Collected data:
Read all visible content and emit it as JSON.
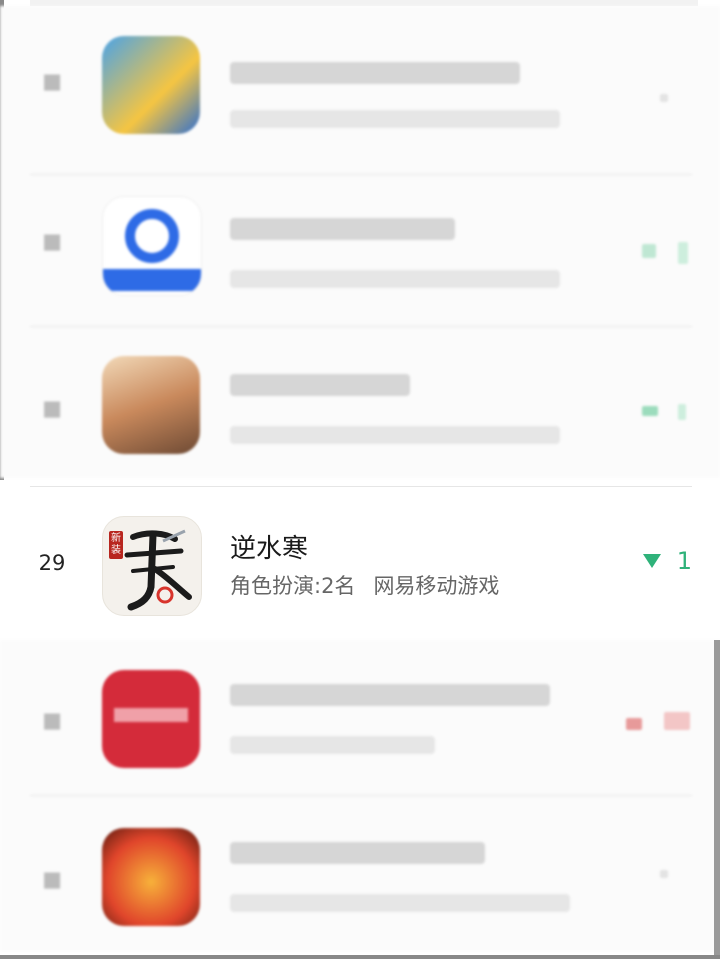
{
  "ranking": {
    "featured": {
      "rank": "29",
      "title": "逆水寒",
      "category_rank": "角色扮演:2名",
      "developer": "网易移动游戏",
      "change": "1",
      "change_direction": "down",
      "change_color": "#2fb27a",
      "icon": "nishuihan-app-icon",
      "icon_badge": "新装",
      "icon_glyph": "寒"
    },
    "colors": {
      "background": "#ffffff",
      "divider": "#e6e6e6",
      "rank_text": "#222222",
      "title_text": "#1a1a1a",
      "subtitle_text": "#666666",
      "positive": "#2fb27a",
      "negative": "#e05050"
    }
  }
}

==

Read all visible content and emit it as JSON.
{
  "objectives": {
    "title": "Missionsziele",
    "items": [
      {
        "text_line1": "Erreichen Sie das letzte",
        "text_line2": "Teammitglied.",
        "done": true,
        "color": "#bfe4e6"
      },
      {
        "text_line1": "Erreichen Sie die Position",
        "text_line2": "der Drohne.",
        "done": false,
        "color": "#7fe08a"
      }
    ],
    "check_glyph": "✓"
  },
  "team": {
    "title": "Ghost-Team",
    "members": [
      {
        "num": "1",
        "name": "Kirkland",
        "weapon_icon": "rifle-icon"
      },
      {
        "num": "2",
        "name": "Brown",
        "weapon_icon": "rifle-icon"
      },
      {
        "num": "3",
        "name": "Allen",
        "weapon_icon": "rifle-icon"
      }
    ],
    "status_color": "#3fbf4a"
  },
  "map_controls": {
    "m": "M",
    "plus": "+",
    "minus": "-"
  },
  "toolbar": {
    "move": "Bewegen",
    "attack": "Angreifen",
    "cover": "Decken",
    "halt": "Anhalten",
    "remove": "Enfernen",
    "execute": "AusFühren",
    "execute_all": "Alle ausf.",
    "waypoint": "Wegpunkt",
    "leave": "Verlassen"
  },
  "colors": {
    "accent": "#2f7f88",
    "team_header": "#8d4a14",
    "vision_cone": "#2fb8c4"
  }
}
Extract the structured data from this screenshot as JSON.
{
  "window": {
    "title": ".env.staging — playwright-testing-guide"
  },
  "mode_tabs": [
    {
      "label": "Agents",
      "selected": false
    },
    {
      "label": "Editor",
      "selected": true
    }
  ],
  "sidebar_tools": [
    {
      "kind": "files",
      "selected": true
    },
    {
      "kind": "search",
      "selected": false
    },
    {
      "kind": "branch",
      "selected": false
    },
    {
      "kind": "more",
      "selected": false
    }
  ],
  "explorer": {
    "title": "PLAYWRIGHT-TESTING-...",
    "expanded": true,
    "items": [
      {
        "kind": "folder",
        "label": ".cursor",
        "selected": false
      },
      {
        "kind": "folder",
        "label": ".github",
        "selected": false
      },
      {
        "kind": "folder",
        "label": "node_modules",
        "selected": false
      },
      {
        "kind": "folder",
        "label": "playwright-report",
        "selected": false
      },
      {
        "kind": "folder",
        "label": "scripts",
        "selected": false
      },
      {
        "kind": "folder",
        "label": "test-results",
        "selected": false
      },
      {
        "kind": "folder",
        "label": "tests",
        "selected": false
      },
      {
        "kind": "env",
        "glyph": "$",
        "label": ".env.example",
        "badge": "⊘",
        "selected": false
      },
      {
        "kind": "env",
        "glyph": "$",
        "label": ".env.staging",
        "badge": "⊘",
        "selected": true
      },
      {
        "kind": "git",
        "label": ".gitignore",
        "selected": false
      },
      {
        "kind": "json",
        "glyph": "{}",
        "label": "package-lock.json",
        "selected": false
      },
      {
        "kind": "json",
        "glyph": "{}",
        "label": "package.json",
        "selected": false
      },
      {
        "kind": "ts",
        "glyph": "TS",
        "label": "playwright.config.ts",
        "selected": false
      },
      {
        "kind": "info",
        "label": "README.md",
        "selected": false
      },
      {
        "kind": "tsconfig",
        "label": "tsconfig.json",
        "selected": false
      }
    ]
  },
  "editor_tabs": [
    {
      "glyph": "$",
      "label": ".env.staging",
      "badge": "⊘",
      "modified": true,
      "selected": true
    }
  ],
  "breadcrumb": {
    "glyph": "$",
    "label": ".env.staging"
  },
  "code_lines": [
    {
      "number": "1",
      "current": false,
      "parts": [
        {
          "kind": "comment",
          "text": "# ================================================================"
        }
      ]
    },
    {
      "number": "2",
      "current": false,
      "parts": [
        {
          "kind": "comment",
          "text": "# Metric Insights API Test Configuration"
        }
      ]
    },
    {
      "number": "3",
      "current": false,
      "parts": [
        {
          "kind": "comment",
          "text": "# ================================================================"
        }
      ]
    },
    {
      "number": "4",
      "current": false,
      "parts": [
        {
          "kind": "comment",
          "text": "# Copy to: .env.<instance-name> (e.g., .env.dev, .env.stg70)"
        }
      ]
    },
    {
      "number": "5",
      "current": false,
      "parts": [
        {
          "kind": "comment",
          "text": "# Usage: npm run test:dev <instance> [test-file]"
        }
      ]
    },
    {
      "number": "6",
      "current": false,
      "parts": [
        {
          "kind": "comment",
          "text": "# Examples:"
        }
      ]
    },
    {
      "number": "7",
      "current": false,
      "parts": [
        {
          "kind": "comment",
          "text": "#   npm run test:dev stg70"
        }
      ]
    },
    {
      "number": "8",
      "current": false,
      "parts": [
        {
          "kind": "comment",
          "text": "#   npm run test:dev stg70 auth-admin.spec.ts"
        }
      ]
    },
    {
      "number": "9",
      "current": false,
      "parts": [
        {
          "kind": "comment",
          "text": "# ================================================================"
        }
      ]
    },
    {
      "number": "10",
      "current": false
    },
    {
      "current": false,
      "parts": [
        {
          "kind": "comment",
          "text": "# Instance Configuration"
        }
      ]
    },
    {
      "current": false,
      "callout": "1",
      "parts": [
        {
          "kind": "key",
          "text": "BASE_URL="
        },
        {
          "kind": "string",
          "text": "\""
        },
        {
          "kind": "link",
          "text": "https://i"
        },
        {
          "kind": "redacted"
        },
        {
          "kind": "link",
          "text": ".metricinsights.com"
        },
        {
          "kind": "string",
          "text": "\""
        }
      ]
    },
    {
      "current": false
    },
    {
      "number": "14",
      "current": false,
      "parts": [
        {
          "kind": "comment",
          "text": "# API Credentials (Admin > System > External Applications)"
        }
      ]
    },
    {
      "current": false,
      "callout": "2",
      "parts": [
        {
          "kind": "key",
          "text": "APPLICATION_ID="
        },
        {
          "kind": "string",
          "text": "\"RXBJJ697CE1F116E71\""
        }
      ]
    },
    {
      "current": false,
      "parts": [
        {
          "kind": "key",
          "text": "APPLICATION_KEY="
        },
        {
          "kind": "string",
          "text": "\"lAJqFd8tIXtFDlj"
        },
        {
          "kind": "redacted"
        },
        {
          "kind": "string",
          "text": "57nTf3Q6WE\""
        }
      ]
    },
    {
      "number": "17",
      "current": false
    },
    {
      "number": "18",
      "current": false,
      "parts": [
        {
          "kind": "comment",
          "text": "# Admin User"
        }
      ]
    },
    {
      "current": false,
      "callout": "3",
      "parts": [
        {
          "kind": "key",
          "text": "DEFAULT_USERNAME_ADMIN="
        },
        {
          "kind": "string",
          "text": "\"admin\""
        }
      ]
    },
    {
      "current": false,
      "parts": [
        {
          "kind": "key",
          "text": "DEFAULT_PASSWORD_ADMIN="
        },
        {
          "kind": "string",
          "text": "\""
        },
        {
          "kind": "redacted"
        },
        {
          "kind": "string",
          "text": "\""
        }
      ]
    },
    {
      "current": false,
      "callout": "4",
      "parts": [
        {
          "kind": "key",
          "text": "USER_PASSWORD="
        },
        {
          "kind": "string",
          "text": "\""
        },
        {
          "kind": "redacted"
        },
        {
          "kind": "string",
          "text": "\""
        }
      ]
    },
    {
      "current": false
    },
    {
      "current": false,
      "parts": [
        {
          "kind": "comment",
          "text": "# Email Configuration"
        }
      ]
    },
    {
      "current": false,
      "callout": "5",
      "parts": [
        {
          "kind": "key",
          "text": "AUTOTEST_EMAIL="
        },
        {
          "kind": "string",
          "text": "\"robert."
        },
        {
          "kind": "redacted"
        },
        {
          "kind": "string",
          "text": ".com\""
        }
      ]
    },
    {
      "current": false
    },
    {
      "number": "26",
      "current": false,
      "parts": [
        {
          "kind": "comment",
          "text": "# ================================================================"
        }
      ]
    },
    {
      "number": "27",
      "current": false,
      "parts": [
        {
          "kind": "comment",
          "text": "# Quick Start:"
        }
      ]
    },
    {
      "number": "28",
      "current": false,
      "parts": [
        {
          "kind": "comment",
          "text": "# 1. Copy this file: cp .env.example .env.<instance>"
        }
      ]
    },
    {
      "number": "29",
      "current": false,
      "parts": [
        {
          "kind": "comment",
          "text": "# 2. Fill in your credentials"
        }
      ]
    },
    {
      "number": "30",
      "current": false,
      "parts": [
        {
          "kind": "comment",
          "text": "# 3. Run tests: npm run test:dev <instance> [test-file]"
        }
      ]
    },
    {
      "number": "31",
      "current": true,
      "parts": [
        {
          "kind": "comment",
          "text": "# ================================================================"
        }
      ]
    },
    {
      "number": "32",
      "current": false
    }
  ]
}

GIVEN TASK:
Check each line above for the string "this" and show the ones that have it.

TASK RESPONSE:
Extract the structured data from this screenshot as JSON.
          "text": "# 1. Copy this file: cp .env.example .env.<instance>"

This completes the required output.